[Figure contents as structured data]
========================================

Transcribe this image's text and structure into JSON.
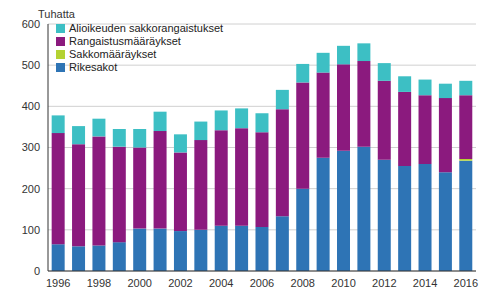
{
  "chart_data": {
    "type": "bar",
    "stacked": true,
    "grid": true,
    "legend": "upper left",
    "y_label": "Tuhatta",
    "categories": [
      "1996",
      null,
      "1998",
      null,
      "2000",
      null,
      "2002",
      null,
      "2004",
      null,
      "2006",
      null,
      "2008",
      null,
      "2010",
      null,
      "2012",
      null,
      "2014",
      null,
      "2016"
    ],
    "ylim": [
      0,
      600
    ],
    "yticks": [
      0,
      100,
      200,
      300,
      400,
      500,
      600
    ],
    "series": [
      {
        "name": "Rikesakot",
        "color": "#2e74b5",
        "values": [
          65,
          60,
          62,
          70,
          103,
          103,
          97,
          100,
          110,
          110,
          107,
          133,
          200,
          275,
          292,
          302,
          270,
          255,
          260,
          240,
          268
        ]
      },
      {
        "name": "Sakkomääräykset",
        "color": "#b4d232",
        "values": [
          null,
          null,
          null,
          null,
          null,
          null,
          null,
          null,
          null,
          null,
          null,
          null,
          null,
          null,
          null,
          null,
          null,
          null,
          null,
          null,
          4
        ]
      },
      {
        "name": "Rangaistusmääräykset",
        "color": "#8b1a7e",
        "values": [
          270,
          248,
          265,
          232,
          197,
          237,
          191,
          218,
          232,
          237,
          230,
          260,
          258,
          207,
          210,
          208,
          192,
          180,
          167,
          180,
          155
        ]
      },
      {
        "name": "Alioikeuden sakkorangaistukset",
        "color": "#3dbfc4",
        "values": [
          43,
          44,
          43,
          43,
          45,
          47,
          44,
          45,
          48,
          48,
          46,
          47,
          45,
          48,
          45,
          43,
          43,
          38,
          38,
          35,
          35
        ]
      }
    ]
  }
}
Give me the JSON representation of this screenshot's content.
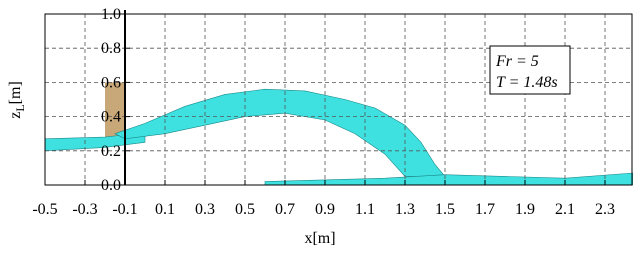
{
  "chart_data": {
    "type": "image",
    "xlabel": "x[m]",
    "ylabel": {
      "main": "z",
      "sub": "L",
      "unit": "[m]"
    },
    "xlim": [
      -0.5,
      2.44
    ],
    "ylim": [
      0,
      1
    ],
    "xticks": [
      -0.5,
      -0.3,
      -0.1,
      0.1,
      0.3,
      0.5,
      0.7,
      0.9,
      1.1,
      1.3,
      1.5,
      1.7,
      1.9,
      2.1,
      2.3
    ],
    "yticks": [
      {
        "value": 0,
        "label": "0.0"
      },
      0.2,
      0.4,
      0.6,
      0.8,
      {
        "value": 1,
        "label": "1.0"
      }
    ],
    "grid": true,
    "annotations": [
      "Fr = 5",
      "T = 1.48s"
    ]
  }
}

========================================

Quote the material above exactly, from the line holding "Give me the" through its last line, including both. Omit the pictures.

WRITTEN ANSWER:
Give me the JSON representation of this screenshot's content.
{
  "chart_data": {
    "type": "image",
    "xlabel": "x[m]",
    "ylabel": {
      "main": "z",
      "sub": "L",
      "unit": "[m]"
    },
    "xlim": [
      -0.5,
      2.44
    ],
    "ylim": [
      0,
      1
    ],
    "xticks": [
      -0.5,
      -0.3,
      -0.1,
      0.1,
      0.3,
      0.5,
      0.7,
      0.9,
      1.1,
      1.3,
      1.5,
      1.7,
      1.9,
      2.1,
      2.3
    ],
    "yticks": [
      {
        "value": 0,
        "label": "0.0"
      },
      0.2,
      0.4,
      0.6,
      0.8,
      {
        "value": 1,
        "label": "1.0"
      }
    ],
    "grid": true,
    "annotations": [
      "Fr = 5",
      "T = 1.48s"
    ]
  }
}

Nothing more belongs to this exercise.